> **WHAT NEEDS TO BE DONE**
Pick out every line of the entries below where "большой" occurs, and copy those lines.

> **DATA LINES**

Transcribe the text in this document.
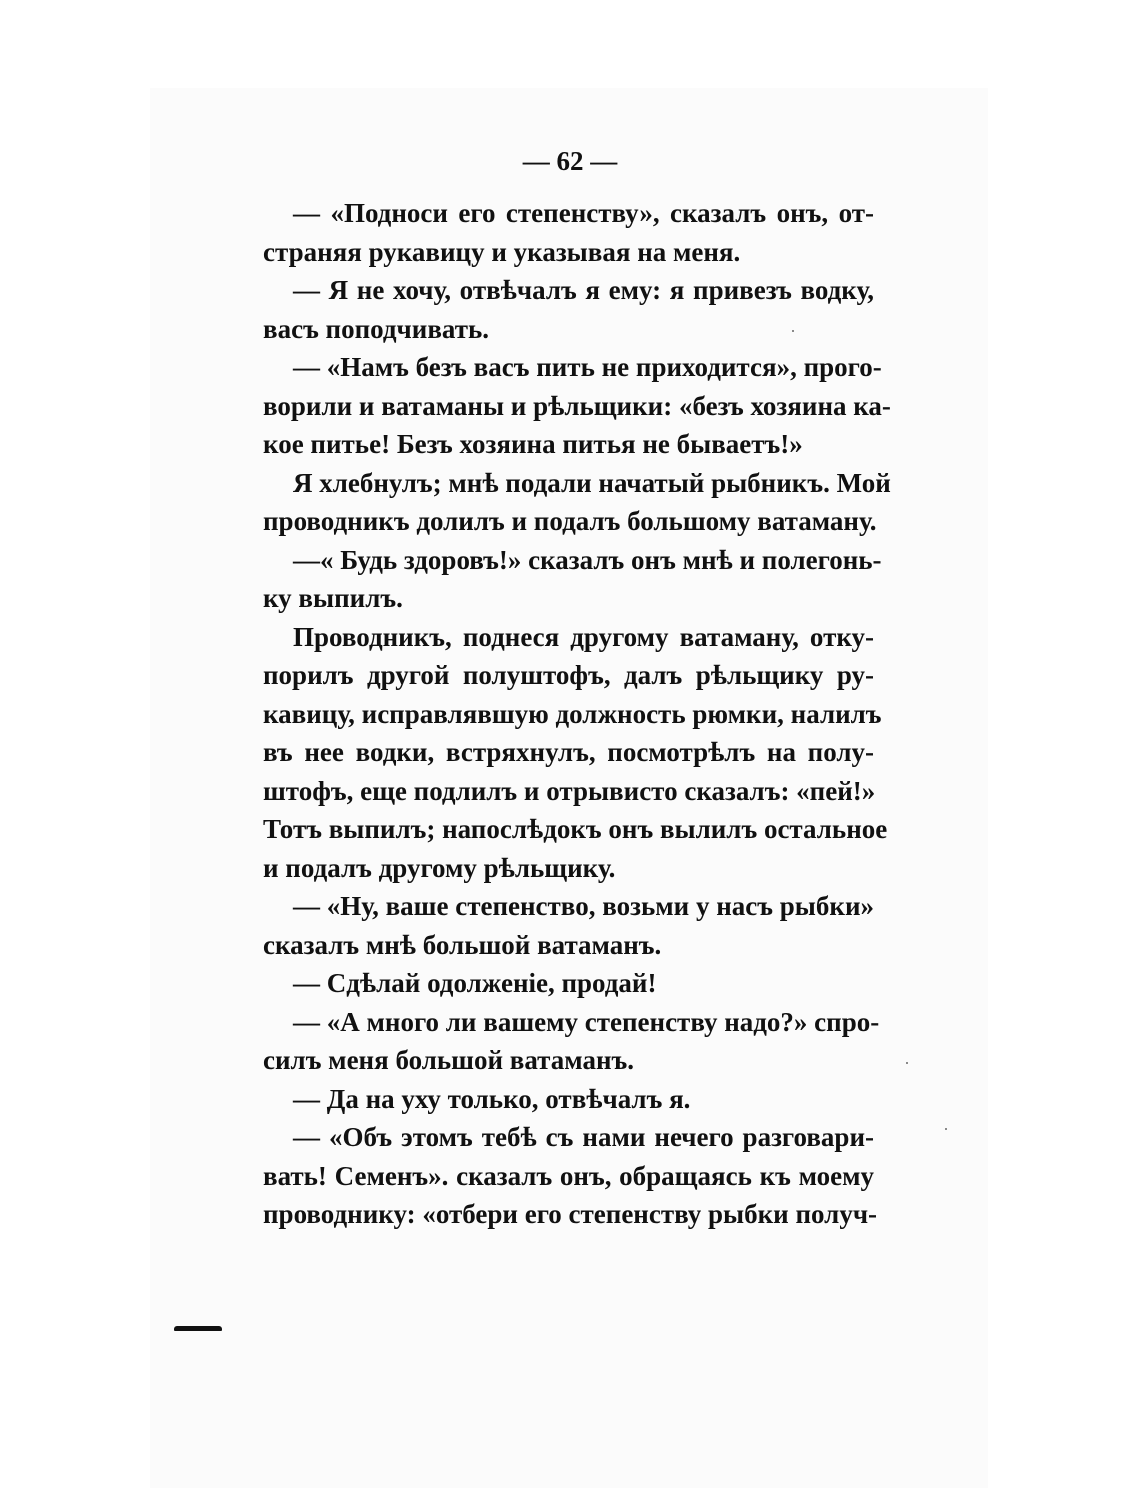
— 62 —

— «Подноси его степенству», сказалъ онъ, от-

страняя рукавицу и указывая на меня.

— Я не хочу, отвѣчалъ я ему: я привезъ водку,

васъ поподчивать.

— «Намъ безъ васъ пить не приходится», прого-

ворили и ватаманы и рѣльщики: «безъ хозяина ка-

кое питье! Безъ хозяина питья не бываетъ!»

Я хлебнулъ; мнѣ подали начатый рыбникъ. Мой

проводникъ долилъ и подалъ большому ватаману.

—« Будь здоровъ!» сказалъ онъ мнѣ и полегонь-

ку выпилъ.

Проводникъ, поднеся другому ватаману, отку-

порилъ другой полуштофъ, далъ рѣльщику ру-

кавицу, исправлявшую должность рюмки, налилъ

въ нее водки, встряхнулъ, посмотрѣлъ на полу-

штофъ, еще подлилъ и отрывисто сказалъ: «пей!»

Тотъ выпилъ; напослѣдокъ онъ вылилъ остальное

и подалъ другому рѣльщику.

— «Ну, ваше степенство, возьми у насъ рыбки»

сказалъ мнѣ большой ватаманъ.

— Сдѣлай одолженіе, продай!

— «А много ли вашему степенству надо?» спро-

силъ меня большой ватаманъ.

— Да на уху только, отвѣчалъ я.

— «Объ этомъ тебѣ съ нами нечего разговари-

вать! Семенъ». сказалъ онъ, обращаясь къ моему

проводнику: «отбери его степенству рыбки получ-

...

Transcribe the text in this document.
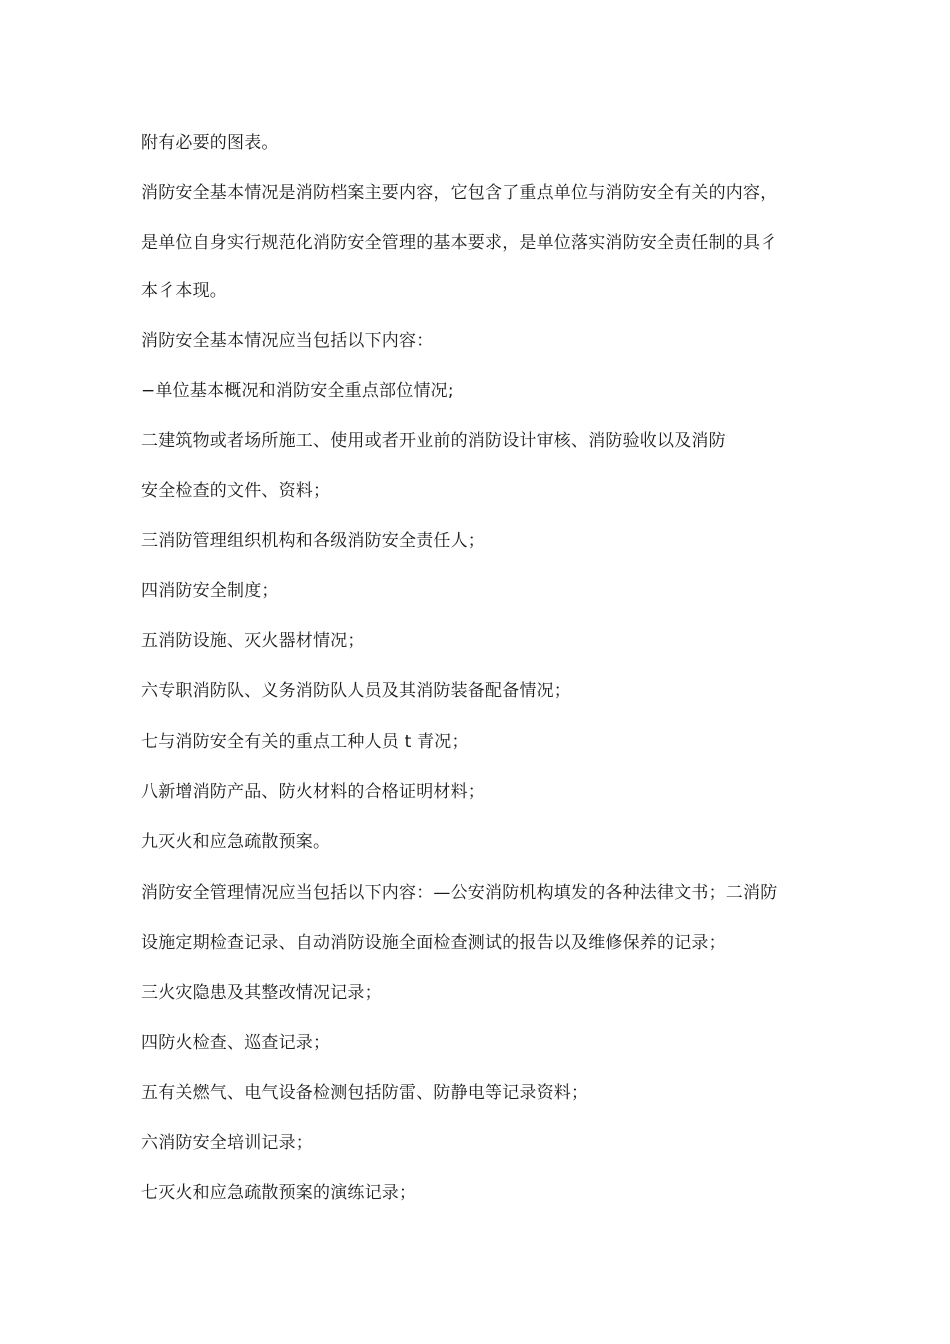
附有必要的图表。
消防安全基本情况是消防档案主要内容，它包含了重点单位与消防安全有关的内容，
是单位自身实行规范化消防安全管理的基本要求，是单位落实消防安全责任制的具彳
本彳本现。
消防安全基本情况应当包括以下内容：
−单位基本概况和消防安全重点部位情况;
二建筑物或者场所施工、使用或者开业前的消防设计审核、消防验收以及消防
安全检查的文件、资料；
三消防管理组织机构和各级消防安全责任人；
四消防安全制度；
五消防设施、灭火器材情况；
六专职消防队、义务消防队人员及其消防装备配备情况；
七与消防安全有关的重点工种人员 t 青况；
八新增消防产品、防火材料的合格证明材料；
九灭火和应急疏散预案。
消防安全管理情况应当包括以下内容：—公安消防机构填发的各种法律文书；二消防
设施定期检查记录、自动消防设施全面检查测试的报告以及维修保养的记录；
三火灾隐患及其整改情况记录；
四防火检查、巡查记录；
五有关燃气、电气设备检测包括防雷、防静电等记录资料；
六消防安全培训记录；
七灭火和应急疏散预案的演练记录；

> **FULL OUTPUT**
сказалъ мнѣ большой ватаманъ.
силъ меня большой ватаманъ.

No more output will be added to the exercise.